Objective ::
Write the records below out in full, character for character, with no pictures.

◇ ◇ ◇

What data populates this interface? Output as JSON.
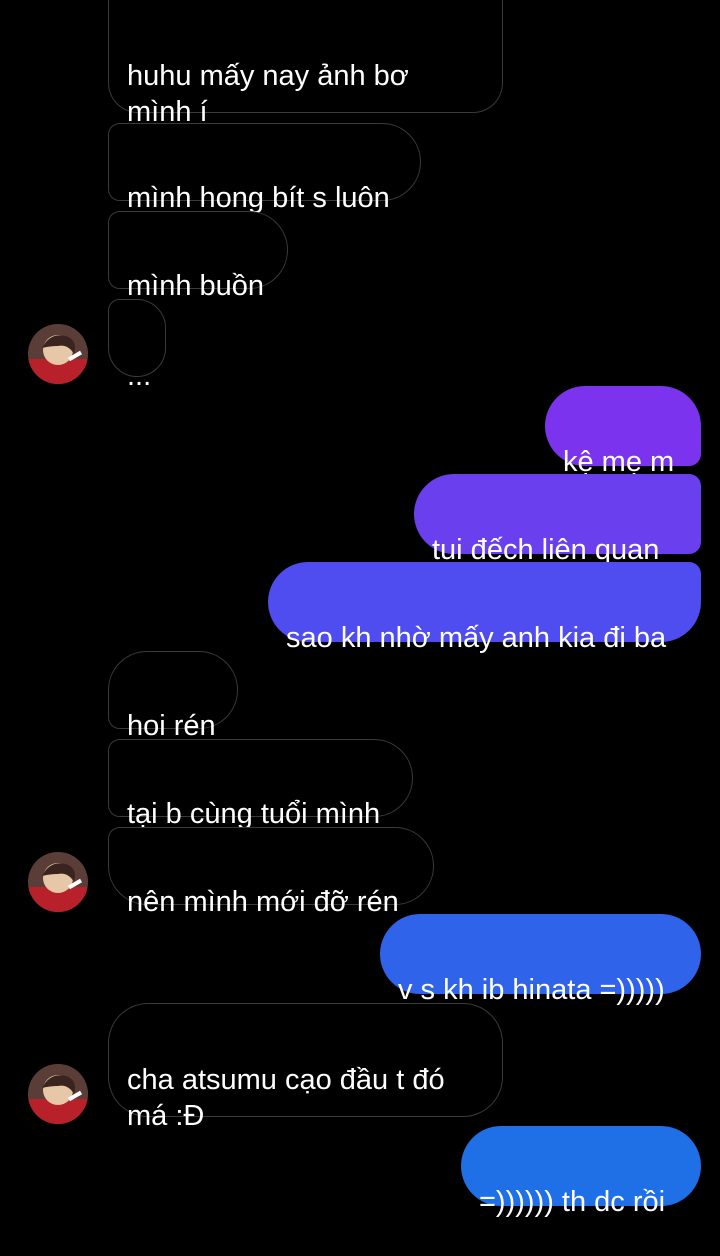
{
  "colors": {
    "incoming_bg": "#000000",
    "incoming_border": "#3a3a3c",
    "outgoing_purple": "#7c3aed",
    "outgoing_violet": "#6a40ee",
    "outgoing_indigo": "#4f4cf0",
    "outgoing_blue": "#2f63ea",
    "outgoing_blue2": "#1f6fe6"
  },
  "avatar_icon": "profile-avatar-icon",
  "messages": [
    {
      "from": "them",
      "text": "huhu mấy nay ảnh bơ\nmình í"
    },
    {
      "from": "them",
      "text": "mình hong bít s luôn"
    },
    {
      "from": "them",
      "text": "mình buồn"
    },
    {
      "from": "them",
      "text": "..."
    },
    {
      "from": "me",
      "text": "kệ mẹ m"
    },
    {
      "from": "me",
      "text": "tui đếch liên quan"
    },
    {
      "from": "me",
      "text": "sao kh nhờ mấy anh kia đi ba"
    },
    {
      "from": "them",
      "text": "hoi rén"
    },
    {
      "from": "them",
      "text": "tại b cùng tuổi mình"
    },
    {
      "from": "them",
      "text": "nên mình mới đỡ rén"
    },
    {
      "from": "me",
      "text": "v s kh ib hinata =)))))"
    },
    {
      "from": "them",
      "text": "cha atsumu cạo đầu t đó\nmá :Đ"
    },
    {
      "from": "me",
      "text": "=)))))) th dc rồi"
    }
  ]
}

◇ ◇ ◇

Right answer ::
What data populates this interface? Output as JSON.
{
  "colors": {
    "incoming_bg": "#000000",
    "incoming_border": "#3a3a3c",
    "outgoing_purple": "#7c3aed",
    "outgoing_violet": "#6a40ee",
    "outgoing_indigo": "#4f4cf0",
    "outgoing_blue": "#2f63ea",
    "outgoing_blue2": "#1f6fe6"
  },
  "avatar_icon": "profile-avatar-icon",
  "messages": [
    {
      "from": "them",
      "text": "huhu mấy nay ảnh bơ\nmình í"
    },
    {
      "from": "them",
      "text": "mình hong bít s luôn"
    },
    {
      "from": "them",
      "text": "mình buồn"
    },
    {
      "from": "them",
      "text": "..."
    },
    {
      "from": "me",
      "text": "kệ mẹ m"
    },
    {
      "from": "me",
      "text": "tui đếch liên quan"
    },
    {
      "from": "me",
      "text": "sao kh nhờ mấy anh kia đi ba"
    },
    {
      "from": "them",
      "text": "hoi rén"
    },
    {
      "from": "them",
      "text": "tại b cùng tuổi mình"
    },
    {
      "from": "them",
      "text": "nên mình mới đỡ rén"
    },
    {
      "from": "me",
      "text": "v s kh ib hinata =)))))"
    },
    {
      "from": "them",
      "text": "cha atsumu cạo đầu t đó\nmá :Đ"
    },
    {
      "from": "me",
      "text": "=)))))) th dc rồi"
    }
  ]
}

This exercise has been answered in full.